-- Start of Source material --
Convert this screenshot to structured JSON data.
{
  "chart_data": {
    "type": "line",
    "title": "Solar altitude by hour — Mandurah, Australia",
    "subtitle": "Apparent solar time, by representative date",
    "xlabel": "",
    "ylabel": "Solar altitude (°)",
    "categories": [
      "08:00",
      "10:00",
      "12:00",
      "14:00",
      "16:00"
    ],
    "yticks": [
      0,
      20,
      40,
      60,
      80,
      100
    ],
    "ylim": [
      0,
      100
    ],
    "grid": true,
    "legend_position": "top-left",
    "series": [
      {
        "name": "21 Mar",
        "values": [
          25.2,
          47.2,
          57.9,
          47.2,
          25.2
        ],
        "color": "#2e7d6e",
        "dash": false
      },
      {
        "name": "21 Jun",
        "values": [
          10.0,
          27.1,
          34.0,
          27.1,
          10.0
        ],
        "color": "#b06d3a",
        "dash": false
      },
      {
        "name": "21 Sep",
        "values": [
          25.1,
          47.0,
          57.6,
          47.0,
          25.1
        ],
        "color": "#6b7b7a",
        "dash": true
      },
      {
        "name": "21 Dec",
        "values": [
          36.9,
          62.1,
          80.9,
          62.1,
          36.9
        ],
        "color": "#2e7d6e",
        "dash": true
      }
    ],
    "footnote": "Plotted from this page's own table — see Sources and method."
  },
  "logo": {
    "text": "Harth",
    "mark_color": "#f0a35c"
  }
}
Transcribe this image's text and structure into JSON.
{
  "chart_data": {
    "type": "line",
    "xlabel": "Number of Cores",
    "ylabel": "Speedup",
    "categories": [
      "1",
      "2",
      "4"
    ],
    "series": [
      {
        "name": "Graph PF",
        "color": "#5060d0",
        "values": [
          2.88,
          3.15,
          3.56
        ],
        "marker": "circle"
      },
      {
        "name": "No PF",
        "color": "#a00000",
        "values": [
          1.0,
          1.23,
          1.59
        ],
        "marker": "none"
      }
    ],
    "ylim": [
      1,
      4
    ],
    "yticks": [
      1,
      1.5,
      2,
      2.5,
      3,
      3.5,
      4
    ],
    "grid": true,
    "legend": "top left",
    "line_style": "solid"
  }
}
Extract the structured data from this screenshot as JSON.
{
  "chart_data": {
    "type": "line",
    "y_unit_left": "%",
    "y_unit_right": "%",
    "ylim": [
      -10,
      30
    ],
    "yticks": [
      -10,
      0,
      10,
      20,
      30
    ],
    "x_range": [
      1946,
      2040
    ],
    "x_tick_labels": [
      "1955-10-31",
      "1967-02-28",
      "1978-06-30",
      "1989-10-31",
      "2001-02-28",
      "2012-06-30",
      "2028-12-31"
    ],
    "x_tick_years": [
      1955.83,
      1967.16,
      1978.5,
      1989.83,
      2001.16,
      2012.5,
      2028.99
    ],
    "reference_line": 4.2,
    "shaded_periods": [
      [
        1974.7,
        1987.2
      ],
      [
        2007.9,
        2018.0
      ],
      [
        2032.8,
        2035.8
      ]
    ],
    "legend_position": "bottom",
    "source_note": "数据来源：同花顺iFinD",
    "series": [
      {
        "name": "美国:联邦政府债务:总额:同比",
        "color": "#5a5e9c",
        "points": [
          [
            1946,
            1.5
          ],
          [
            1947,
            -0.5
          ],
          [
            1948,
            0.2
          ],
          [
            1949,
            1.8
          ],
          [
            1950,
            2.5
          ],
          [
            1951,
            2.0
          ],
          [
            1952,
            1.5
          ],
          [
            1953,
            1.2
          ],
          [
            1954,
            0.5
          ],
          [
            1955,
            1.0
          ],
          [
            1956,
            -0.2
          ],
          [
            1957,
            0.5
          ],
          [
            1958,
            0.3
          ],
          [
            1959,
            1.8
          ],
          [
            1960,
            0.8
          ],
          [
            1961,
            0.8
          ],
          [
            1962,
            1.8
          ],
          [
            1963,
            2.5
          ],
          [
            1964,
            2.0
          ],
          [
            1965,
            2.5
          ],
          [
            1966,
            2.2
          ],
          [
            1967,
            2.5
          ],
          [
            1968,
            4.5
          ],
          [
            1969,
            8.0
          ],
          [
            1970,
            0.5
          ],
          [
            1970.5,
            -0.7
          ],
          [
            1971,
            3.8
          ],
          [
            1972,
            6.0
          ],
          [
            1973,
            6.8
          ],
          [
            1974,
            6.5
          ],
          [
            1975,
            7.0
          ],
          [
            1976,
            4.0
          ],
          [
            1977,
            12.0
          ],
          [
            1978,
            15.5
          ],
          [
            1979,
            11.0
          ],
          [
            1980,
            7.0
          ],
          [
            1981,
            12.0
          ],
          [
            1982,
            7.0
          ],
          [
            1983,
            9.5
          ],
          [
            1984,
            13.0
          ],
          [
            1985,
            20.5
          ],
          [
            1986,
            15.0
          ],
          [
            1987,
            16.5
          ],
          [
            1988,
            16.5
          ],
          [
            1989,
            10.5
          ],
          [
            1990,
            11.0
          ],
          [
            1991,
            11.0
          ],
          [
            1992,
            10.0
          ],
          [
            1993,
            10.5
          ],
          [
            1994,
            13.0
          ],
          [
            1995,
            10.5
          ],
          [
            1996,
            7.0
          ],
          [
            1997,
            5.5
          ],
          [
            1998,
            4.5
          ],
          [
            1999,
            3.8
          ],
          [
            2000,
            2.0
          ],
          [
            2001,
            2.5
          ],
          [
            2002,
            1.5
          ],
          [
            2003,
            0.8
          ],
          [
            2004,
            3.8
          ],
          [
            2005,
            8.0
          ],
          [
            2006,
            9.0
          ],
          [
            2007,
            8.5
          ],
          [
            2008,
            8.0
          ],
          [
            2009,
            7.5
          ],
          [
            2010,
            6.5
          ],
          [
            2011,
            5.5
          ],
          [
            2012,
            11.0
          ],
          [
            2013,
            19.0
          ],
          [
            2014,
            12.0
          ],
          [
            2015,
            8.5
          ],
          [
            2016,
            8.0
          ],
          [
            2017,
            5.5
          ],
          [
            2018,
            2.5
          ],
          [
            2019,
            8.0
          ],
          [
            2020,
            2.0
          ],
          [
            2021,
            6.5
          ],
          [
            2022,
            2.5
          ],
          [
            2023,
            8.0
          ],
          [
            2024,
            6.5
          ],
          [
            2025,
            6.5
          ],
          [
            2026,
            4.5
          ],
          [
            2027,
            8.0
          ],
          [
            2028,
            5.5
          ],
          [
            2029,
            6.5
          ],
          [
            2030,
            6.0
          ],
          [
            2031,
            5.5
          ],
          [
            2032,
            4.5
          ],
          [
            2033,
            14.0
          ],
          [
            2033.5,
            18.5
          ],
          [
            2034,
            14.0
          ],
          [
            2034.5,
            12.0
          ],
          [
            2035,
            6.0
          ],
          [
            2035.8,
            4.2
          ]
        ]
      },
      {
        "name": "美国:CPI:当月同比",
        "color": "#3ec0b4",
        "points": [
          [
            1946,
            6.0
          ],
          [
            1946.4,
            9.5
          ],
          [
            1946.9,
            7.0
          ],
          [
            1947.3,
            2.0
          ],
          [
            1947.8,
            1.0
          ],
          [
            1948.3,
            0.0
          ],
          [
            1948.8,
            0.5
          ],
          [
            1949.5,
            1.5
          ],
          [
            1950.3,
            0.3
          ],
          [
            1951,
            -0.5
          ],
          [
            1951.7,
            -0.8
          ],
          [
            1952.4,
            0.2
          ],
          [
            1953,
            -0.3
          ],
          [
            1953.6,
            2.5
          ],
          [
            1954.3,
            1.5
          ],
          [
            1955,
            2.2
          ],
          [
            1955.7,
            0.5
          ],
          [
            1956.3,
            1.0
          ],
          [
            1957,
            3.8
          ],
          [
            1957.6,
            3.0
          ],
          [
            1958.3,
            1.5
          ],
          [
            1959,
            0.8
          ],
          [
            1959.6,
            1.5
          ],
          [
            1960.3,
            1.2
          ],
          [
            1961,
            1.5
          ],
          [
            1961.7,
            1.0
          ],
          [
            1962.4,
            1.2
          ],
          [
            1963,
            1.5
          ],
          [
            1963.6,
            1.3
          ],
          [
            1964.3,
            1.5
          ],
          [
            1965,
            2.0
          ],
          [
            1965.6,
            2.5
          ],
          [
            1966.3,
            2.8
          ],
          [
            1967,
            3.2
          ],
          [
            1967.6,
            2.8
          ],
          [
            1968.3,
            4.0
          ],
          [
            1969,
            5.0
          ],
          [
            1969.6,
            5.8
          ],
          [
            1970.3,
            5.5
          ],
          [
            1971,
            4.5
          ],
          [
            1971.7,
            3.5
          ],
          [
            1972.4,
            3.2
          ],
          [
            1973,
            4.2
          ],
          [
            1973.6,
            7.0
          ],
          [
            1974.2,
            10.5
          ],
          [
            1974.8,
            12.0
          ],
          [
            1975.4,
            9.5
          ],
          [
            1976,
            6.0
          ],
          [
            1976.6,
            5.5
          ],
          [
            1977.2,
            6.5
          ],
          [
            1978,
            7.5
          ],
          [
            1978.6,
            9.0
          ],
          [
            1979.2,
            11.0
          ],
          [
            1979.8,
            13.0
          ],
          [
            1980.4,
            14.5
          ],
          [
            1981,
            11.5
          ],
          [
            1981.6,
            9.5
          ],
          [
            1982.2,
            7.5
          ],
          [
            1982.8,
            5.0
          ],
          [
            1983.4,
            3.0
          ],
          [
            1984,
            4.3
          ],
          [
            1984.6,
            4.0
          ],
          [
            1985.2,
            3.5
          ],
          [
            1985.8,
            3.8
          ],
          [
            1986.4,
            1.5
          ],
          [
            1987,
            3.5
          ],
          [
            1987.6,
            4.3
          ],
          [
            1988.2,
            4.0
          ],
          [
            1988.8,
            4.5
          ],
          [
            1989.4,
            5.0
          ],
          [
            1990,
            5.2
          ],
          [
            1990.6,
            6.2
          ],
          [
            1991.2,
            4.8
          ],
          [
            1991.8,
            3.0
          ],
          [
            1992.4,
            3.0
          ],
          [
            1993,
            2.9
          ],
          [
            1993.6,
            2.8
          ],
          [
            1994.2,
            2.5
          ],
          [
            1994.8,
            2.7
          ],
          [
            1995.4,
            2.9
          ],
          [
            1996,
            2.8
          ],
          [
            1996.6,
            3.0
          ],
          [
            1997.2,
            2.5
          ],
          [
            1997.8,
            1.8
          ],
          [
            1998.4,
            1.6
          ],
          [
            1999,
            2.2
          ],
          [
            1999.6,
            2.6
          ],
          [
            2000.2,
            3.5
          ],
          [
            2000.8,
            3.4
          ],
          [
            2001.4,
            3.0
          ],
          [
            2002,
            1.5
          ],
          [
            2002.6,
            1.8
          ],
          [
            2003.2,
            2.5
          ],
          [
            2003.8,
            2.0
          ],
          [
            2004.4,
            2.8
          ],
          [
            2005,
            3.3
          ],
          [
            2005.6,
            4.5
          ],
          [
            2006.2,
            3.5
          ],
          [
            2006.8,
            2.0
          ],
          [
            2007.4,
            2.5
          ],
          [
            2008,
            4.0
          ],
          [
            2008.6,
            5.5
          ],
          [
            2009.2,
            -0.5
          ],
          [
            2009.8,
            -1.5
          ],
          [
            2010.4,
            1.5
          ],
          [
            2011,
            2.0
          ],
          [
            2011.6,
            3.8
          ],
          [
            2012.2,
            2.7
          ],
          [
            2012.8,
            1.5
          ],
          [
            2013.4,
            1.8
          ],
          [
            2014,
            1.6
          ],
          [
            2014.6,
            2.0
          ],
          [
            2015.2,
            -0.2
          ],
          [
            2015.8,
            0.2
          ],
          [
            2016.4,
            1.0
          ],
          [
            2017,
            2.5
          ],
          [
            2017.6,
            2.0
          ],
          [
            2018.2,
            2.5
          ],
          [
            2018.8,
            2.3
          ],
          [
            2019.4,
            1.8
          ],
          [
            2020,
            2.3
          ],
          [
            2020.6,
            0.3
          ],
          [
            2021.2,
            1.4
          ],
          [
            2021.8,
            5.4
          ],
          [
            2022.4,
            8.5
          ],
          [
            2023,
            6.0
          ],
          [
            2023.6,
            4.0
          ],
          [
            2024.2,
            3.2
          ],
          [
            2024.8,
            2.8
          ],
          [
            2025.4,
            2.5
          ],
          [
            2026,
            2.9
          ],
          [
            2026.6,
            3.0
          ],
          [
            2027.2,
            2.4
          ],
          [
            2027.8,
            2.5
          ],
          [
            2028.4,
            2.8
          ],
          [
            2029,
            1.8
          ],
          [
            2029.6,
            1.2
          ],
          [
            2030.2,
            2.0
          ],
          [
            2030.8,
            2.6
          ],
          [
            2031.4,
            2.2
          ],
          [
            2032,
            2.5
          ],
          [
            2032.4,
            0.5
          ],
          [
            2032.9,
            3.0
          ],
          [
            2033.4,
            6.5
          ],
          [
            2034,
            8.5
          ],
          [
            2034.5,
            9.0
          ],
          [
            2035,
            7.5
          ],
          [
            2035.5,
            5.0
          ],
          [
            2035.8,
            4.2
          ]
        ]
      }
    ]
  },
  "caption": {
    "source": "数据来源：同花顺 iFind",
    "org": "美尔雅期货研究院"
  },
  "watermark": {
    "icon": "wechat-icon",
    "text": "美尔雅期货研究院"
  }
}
-- End of Source material --
== What the task asks ==
How many of the listing's lines contain "structured"? Respond with a single number and nothing else.

== Answer below ==
2